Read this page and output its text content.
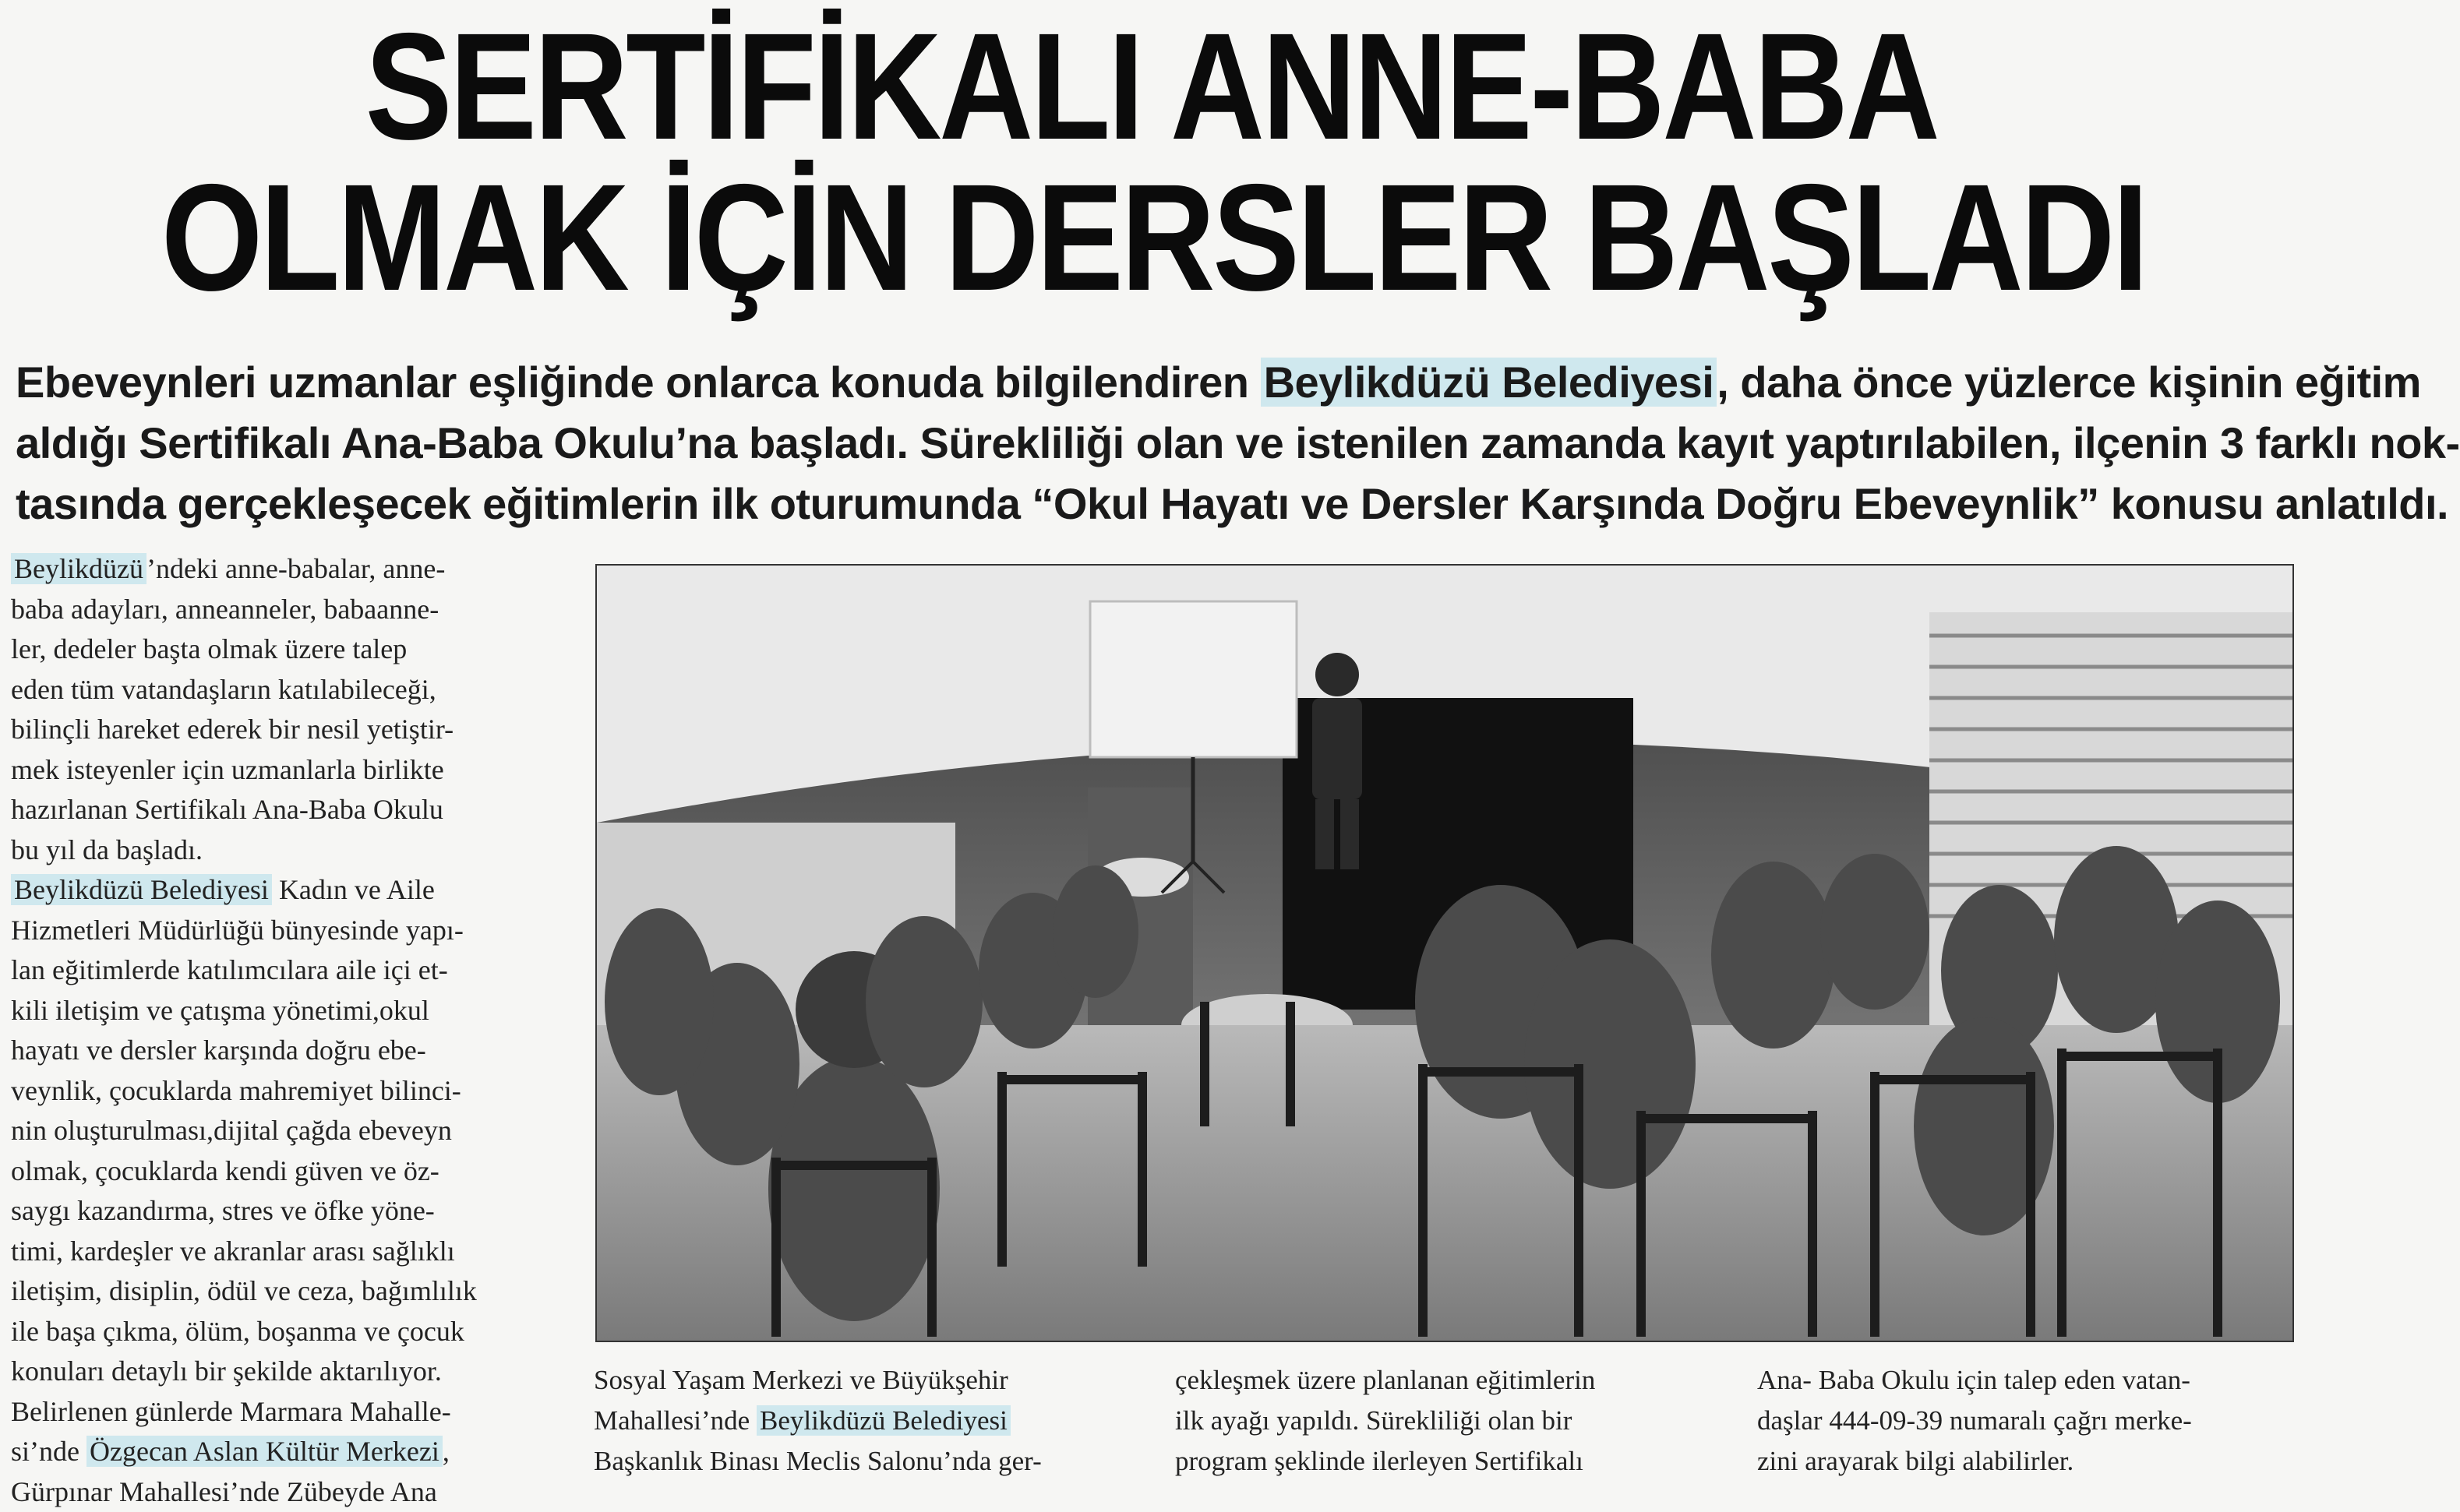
SERTİFİKALI ANNE-BABA
OLMAK İÇİN DERSLER BAŞLADI
Ebeveynleri uzmanlar eşliğinde onlarca konuda bilgilendiren Beylikdüzü Belediyesi, daha önce yüzlerce kişinin eğitim
aldığı Sertifikalı Ana-Baba Okulu’na başladı. Sürekliliği olan ve istenilen zamanda kayıt yaptırılabilen, ilçenin 3 farklı nok-
tasında gerçekleşecek eğitimlerin ilk oturumunda “Okul Hayatı ve Dersler Karşında Doğru Ebeveynlik” konusu anlatıldı.
Beylikdüzü ’ndeki anne-babalar, anne-
baba adayları, anneanneler, babaanne-
ler, dedeler başta olmak üzere talep
eden tüm vatandaşların katılabileceği,
bilinçli hareket ederek bir nesil yetiştir-
mek isteyenler için uzmanlarla birlikte
hazırlanan Sertifikalı Ana-Baba Okulu
bu yıl da başladı.
Beylikdüzü Belediyesi Kadın ve Aile
Hizmetleri Müdürlüğü bünyesinde yapı-
lan eğitimlerde katılımcılara aile içi et-
kili iletişim ve çatışma yönetimi,okul
hayatı ve dersler karşında doğru ebe-
veynlik, çocuklarda mahremiyet bilinci-
nin oluşturulması,dijital çağda ebeveyn
olmak, çocuklarda kendi güven ve öz-
saygı kazandırma, stres ve öfke yöne-
timi, kardeşler ve akranlar arası sağlıklı
iletişim, disiplin, ödül ve ceza, bağımlılık
ile başa çıkma, ölüm, boşanma ve çocuk
konuları detaylı bir şekilde aktarılıyor.
Belirlenen günlerde Marmara Mahalle-
si’nde Özgecan Aslan Kültür Merkezi ,
Gürpınar Mahallesi’nde Zübeyde Ana
Sosyal Yaşam Merkezi ve Büyükşehir
Mahallesi’nde Beylikdüzü Belediyesi
Başkanlık Binası Meclis Salonu’nda ger-
çekleşmek üzere planlanan eğitimlerin
ilk ayağı yapıldı. Sürekliliği olan bir
program şeklinde ilerleyen Sertifikalı
Ana- Baba Okulu için talep eden vatan-
daşlar 444-09-39 numaralı çağrı merke-
zini arayarak bilgi alabilirler.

============

# [REQUIRED TASK]
Tell how many lines hold the string "eden", giving the number and nothing else.

# [SOLUTION TO THIS PROBLEM]
2